*RECORD EXTRACTS:*
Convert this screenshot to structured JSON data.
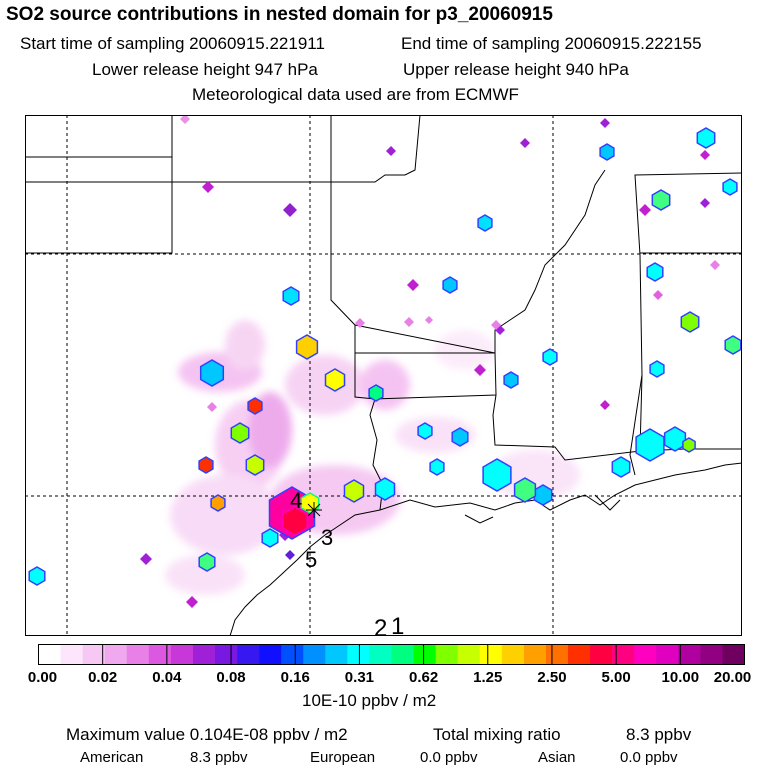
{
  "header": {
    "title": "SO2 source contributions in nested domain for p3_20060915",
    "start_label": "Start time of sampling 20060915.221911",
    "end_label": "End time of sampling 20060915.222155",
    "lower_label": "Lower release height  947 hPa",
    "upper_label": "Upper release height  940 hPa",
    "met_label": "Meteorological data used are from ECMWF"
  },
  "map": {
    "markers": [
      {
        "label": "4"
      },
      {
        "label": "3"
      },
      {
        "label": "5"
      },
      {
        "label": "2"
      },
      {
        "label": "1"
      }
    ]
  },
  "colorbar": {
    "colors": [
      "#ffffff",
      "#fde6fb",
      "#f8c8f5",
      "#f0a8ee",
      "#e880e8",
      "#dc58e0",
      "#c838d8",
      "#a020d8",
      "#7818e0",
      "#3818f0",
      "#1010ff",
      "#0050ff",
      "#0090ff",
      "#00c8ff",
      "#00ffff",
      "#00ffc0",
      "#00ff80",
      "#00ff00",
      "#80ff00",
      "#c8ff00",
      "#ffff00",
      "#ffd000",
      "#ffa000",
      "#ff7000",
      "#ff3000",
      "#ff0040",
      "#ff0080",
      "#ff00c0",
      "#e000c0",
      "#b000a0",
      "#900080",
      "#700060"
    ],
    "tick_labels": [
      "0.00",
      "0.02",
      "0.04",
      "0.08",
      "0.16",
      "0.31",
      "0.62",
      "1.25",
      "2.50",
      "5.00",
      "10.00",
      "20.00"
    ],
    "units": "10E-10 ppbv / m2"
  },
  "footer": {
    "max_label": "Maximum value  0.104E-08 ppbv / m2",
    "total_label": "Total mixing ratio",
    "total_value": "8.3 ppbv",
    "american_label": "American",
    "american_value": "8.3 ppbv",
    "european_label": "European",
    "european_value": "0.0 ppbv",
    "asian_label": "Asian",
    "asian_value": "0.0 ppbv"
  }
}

==

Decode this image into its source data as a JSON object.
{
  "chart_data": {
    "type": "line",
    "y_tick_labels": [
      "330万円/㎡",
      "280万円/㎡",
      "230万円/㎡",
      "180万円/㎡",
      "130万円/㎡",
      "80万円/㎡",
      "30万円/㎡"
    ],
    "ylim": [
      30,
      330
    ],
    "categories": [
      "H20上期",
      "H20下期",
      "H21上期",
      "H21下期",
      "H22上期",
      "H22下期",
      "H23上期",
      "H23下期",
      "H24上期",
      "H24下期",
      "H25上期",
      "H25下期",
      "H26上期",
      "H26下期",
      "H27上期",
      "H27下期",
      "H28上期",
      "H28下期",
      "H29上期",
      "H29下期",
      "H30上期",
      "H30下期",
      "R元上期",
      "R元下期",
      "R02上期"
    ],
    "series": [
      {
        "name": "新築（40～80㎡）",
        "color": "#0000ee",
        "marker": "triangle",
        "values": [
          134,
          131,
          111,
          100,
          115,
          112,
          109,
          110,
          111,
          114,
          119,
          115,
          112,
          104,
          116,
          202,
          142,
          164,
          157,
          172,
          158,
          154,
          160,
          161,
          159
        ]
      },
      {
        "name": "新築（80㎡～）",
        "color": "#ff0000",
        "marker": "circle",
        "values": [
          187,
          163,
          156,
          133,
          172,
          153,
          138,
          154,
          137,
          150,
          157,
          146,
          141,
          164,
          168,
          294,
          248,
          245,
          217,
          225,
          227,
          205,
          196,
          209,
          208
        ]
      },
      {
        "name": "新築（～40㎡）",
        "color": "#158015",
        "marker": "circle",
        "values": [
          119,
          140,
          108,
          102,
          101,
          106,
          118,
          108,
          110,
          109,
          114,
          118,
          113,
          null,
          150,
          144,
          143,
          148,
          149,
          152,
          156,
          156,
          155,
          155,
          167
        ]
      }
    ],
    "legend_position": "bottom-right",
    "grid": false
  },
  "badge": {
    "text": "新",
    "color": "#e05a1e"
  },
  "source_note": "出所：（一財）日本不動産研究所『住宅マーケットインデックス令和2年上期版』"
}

*YOUR GOAL:* Where a line above holds the string "ppbv", show that line.

*OUTPUT FOR THIS EXERCISE:*
    "units": "10E-10 ppbv / m2"
    "max_label": "Maximum value  0.104E-08 ppbv / m2",
    "total_value": "8.3 ppbv",
    "american_value": "8.3 ppbv",
    "european_value": "0.0 ppbv",
    "asian_value": "0.0 ppbv"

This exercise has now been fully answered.